■ Exercise prompt: Without including any pictures, write out the listing below exactly.

■ Given records:
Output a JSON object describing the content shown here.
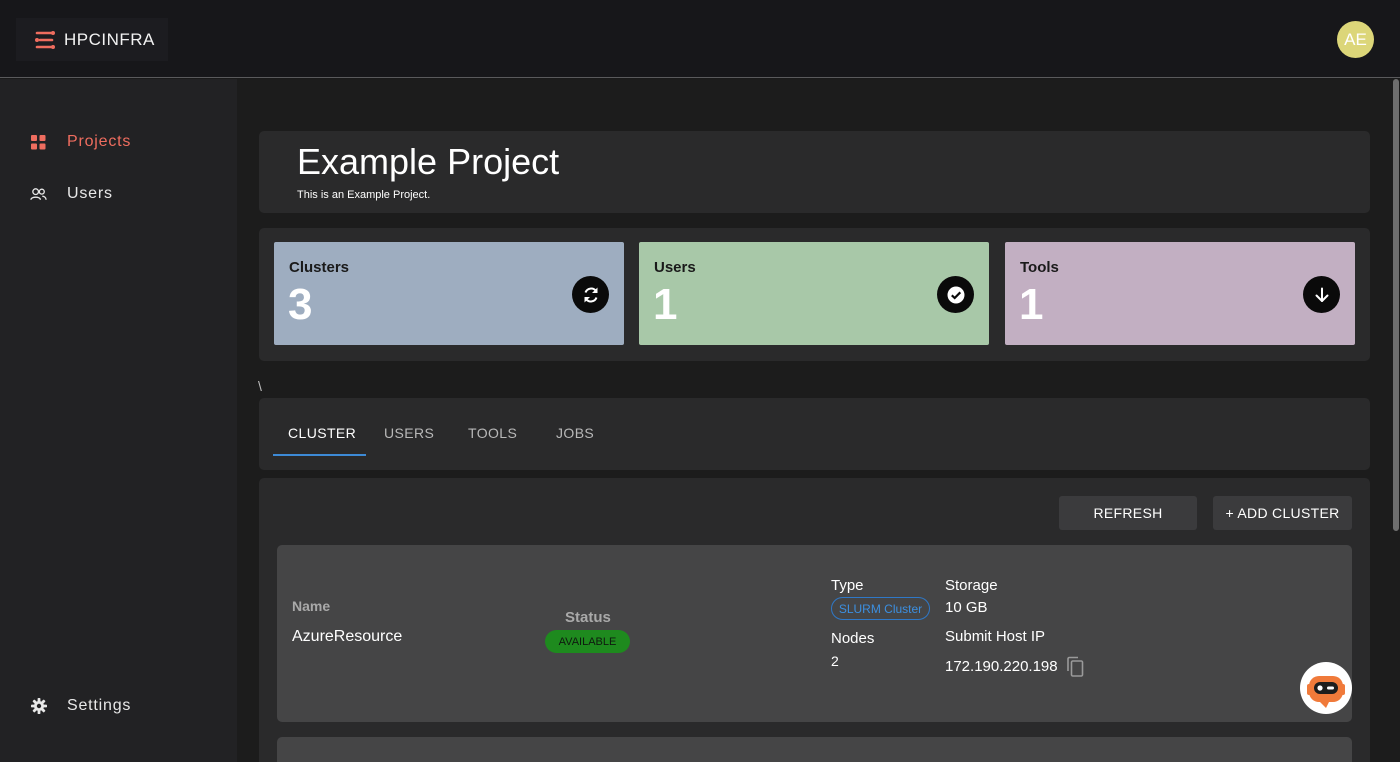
{
  "app": {
    "name": "HPCINFRA",
    "user_initials": "AE",
    "brand_color": "#ef6d5f"
  },
  "sidebar": {
    "items": [
      {
        "label": "Projects",
        "icon": "grid-icon",
        "active": true
      },
      {
        "label": "Users",
        "icon": "users-icon",
        "active": false
      }
    ],
    "settings_label": "Settings"
  },
  "project": {
    "title": "Example Project",
    "description": "This is an Example Project."
  },
  "stats": [
    {
      "label": "Clusters",
      "value": "3",
      "color": "#9eadc0",
      "icon": "refresh-icon"
    },
    {
      "label": "Users",
      "value": "1",
      "color": "#a8c8a8",
      "icon": "check-circle-icon"
    },
    {
      "label": "Tools",
      "value": "1",
      "color": "#c2afc2",
      "icon": "arrow-down-icon"
    }
  ],
  "stray_text": "\\",
  "tabs": [
    {
      "label": "CLUSTER",
      "active": true
    },
    {
      "label": "USERS",
      "active": false
    },
    {
      "label": "TOOLS",
      "active": false
    },
    {
      "label": "JOBS",
      "active": false
    }
  ],
  "actions": {
    "refresh_label": "REFRESH",
    "add_cluster_label": "+ ADD CLUSTER"
  },
  "cluster": {
    "name_label": "Name",
    "name": "AzureResource",
    "status_label": "Status",
    "status": "AVAILABLE",
    "type_label": "Type",
    "type": "SLURM Cluster",
    "nodes_label": "Nodes",
    "nodes": "2",
    "storage_label": "Storage",
    "storage": "10 GB",
    "submit_host_label": "Submit Host IP",
    "submit_host_ip": "172.190.220.198"
  }
}
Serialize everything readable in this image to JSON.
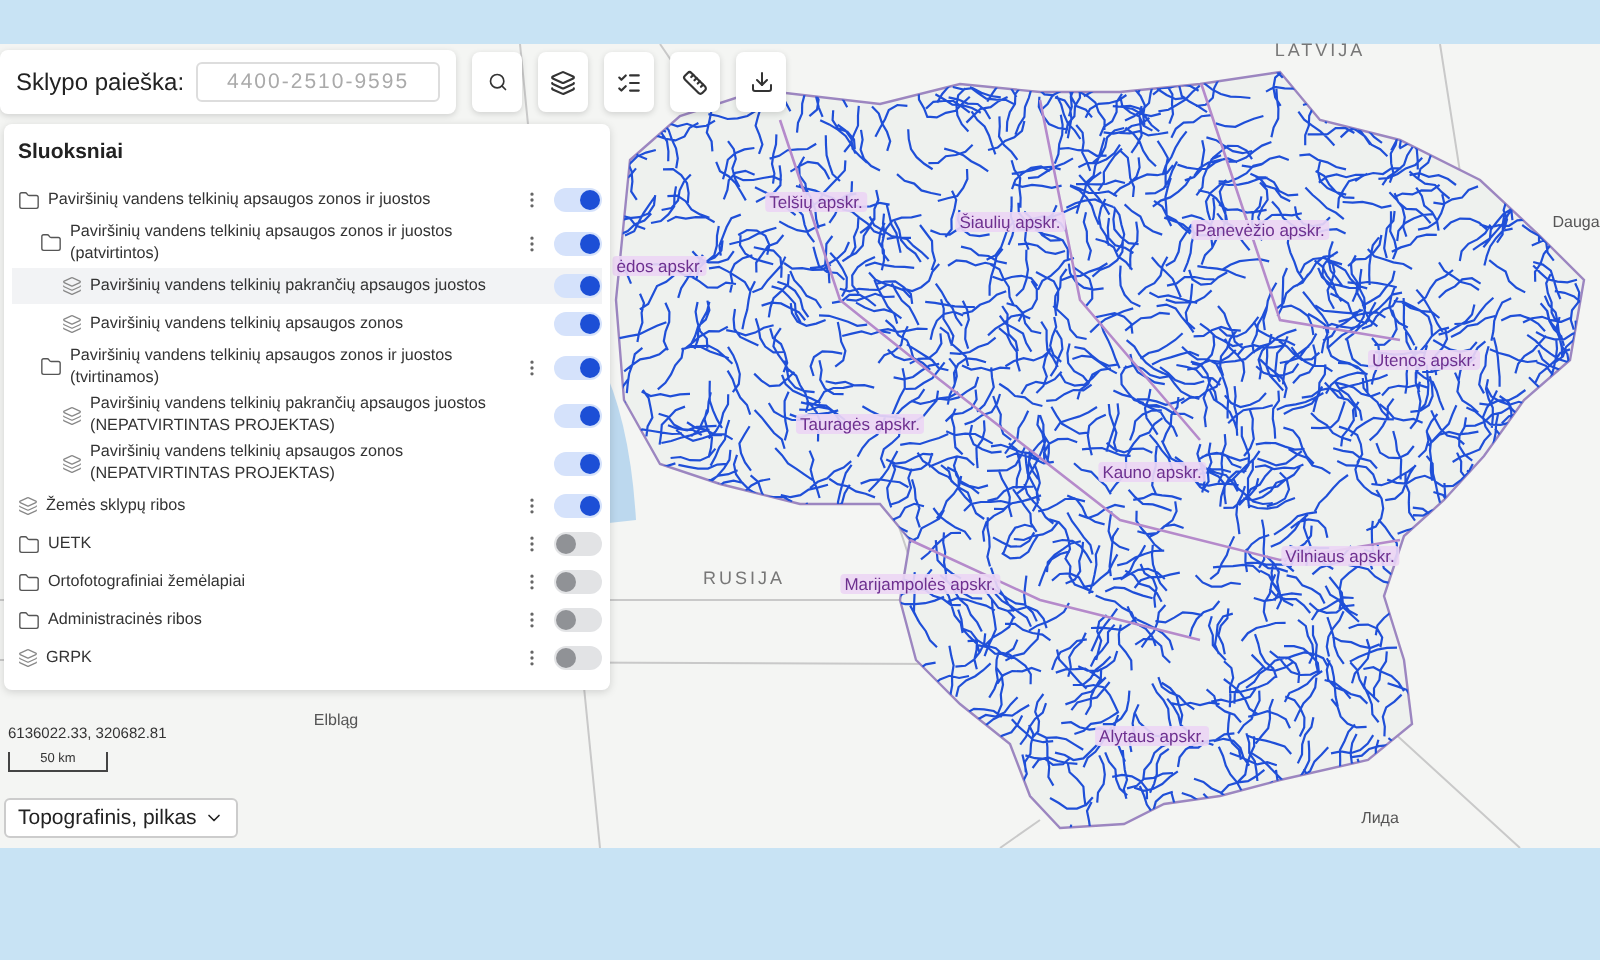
{
  "toolbar": {
    "search": {
      "label": "Sklypo paieška:",
      "placeholder": "4400-2510-9595"
    }
  },
  "layers_panel": {
    "title": "Sluoksniai",
    "items": [
      {
        "kind": "folder",
        "label": "Paviršinių vandens telkinių apsaugos zonos ir juostos",
        "menu": true,
        "on": true,
        "selected": false,
        "children": [
          {
            "kind": "folder",
            "label": "Paviršinių vandens telkinių apsaugos zonos ir juostos (patvirtintos)",
            "menu": true,
            "on": true,
            "selected": false,
            "children": [
              {
                "kind": "layer",
                "label": "Paviršinių vandens telkinių pakrančių apsaugos juostos",
                "menu": false,
                "on": true,
                "selected": true
              },
              {
                "kind": "layer",
                "label": "Paviršinių vandens telkinių apsaugos zonos",
                "menu": false,
                "on": true,
                "selected": false
              }
            ]
          },
          {
            "kind": "folder",
            "label": "Paviršinių vandens telkinių apsaugos zonos ir juostos (tvirtinamos)",
            "menu": true,
            "on": true,
            "selected": false,
            "children": [
              {
                "kind": "layer",
                "label": "Paviršinių vandens telkinių pakrančių apsaugos juostos (NEPATVIRTINTAS PROJEKTAS)",
                "menu": false,
                "on": true,
                "selected": false
              },
              {
                "kind": "layer",
                "label": "Paviršinių vandens telkinių apsaugos zonos (NEPATVIRTINTAS PROJEKTAS)",
                "menu": false,
                "on": true,
                "selected": false
              }
            ]
          }
        ]
      },
      {
        "kind": "layer",
        "label": "Žemės sklypų ribos",
        "menu": true,
        "on": true,
        "selected": false
      },
      {
        "kind": "folder",
        "label": "UETK",
        "menu": true,
        "on": false,
        "selected": false
      },
      {
        "kind": "folder",
        "label": "Ortofotografiniai žemėlapiai",
        "menu": true,
        "on": false,
        "selected": false
      },
      {
        "kind": "folder",
        "label": "Administracinės ribos",
        "menu": true,
        "on": false,
        "selected": false
      },
      {
        "kind": "layer",
        "label": "GRPK",
        "menu": true,
        "on": false,
        "selected": false
      }
    ]
  },
  "coordinates": "6136022.33, 320682.81",
  "scale": "50 km",
  "basemap": {
    "value": "Topografinis, pilkas"
  },
  "map": {
    "labels": [
      {
        "kind": "country",
        "text": "LATVIJA"
      },
      {
        "kind": "county",
        "text": "Telšių apskr."
      },
      {
        "kind": "county",
        "text": "Šiaulių apskr."
      },
      {
        "kind": "county",
        "text": "Panevėžio apskr."
      },
      {
        "kind": "county",
        "text": "ėdos apskr."
      },
      {
        "kind": "city",
        "text": "Dauga"
      },
      {
        "kind": "county",
        "text": "Utenos apskr."
      },
      {
        "kind": "county",
        "text": "Tauragės apskr."
      },
      {
        "kind": "county",
        "text": "Kauno apskr."
      },
      {
        "kind": "county",
        "text": "Vilniaus apskr."
      },
      {
        "kind": "country",
        "text": "RUSIJA"
      },
      {
        "kind": "county",
        "text": "Marijampolės apskr."
      },
      {
        "kind": "city",
        "text": "Elbląg"
      },
      {
        "kind": "county",
        "text": "Alytaus apskr."
      },
      {
        "kind": "city",
        "text": "Лида"
      }
    ]
  }
}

■ Solution to this task:
Output a JSON object describing the content shown here.
{
  "app": {
    "name": "HPCINFRA",
    "user_initials": "AE",
    "brand_color": "#ef6d5f"
  },
  "sidebar": {
    "items": [
      {
        "label": "Projects",
        "icon": "grid-icon",
        "active": true
      },
      {
        "label": "Users",
        "icon": "users-icon",
        "active": false
      }
    ],
    "settings_label": "Settings"
  },
  "project": {
    "title": "Example Project",
    "description": "This is an Example Project."
  },
  "stats": [
    {
      "label": "Clusters",
      "value": "3",
      "color": "#9eadc0",
      "icon": "refresh-icon"
    },
    {
      "label": "Users",
      "value": "1",
      "color": "#a8c8a8",
      "icon": "check-circle-icon"
    },
    {
      "label": "Tools",
      "value": "1",
      "color": "#c2afc2",
      "icon": "arrow-down-icon"
    }
  ],
  "stray_text": "\\",
  "tabs": [
    {
      "label": "CLUSTER",
      "active": true
    },
    {
      "label": "USERS",
      "active": false
    },
    {
      "label": "TOOLS",
      "active": false
    },
    {
      "label": "JOBS",
      "active": false
    }
  ],
  "actions": {
    "refresh_label": "REFRESH",
    "add_cluster_label": "+ ADD CLUSTER"
  },
  "cluster": {
    "name_label": "Name",
    "name": "AzureResource",
    "status_label": "Status",
    "status": "AVAILABLE",
    "type_label": "Type",
    "type": "SLURM Cluster",
    "nodes_label": "Nodes",
    "nodes": "2",
    "storage_label": "Storage",
    "storage": "10 GB",
    "submit_host_label": "Submit Host IP",
    "submit_host_ip": "172.190.220.198"
  }
}
Serialize everything readable in this image to JSON.
{
  "toolbar": {
    "search": {
      "label": "Sklypo paieška:",
      "placeholder": "4400-2510-9595"
    }
  },
  "layers_panel": {
    "title": "Sluoksniai",
    "items": [
      {
        "kind": "folder",
        "label": "Paviršinių vandens telkinių apsaugos zonos ir juostos",
        "menu": true,
        "on": true,
        "selected": false,
        "children": [
          {
            "kind": "folder",
            "label": "Paviršinių vandens telkinių apsaugos zonos ir juostos (patvirtintos)",
            "menu": true,
            "on": true,
            "selected": false,
            "children": [
              {
                "kind": "layer",
                "label": "Paviršinių vandens telkinių pakrančių apsaugos juostos",
                "menu": false,
                "on": true,
                "selected": true
              },
              {
                "kind": "layer",
                "label": "Paviršinių vandens telkinių apsaugos zonos",
                "menu": false,
                "on": true,
                "selected": false
              }
            ]
          },
          {
            "kind": "folder",
            "label": "Paviršinių vandens telkinių apsaugos zonos ir juostos (tvirtinamos)",
            "menu": true,
            "on": true,
            "selected": false,
            "children": [
              {
                "kind": "layer",
                "label": "Paviršinių vandens telkinių pakrančių apsaugos juostos (NEPATVIRTINTAS PROJEKTAS)",
                "menu": false,
                "on": true,
                "selected": false
              },
              {
                "kind": "layer",
                "label": "Paviršinių vandens telkinių apsaugos zonos (NEPATVIRTINTAS PROJEKTAS)",
                "menu": false,
                "on": true,
                "selected": false
              }
            ]
          }
        ]
      },
      {
        "kind": "layer",
        "label": "Žemės sklypų ribos",
        "menu": true,
        "on": true,
        "selected": false
      },
      {
        "kind": "folder",
        "label": "UETK",
        "menu": true,
        "on": false,
        "selected": false
      },
      {
        "kind": "folder",
        "label": "Ortofotografiniai žemėlapiai",
        "menu": true,
        "on": false,
        "selected": false
      },
      {
        "kind": "folder",
        "label": "Administracinės ribos",
        "menu": true,
        "on": false,
        "selected": false
      },
      {
        "kind": "layer",
        "label": "GRPK",
        "menu": true,
        "on": false,
        "selected": false
      }
    ]
  },
  "coordinates": "6136022.33, 320682.81",
  "scale": "50 km",
  "basemap": {
    "value": "Topografinis, pilkas"
  },
  "map": {
    "labels": [
      {
        "kind": "country",
        "text": "LATVIJA"
      },
      {
        "kind": "county",
        "text": "Telšių apskr."
      },
      {
        "kind": "county",
        "text": "Šiaulių apskr."
      },
      {
        "kind": "county",
        "text": "Panevėžio apskr."
      },
      {
        "kind": "county",
        "text": "ėdos apskr."
      },
      {
        "kind": "city",
        "text": "Dauga"
      },
      {
        "kind": "county",
        "text": "Utenos apskr."
      },
      {
        "kind": "county",
        "text": "Tauragės apskr."
      },
      {
        "kind": "county",
        "text": "Kauno apskr."
      },
      {
        "kind": "county",
        "text": "Vilniaus apskr."
      },
      {
        "kind": "country",
        "text": "RUSIJA"
      },
      {
        "kind": "county",
        "text": "Marijampolės apskr."
      },
      {
        "kind": "city",
        "text": "Elbląg"
      },
      {
        "kind": "county",
        "text": "Alytaus apskr."
      },
      {
        "kind": "city",
        "text": "Лида"
      }
    ]
  }
}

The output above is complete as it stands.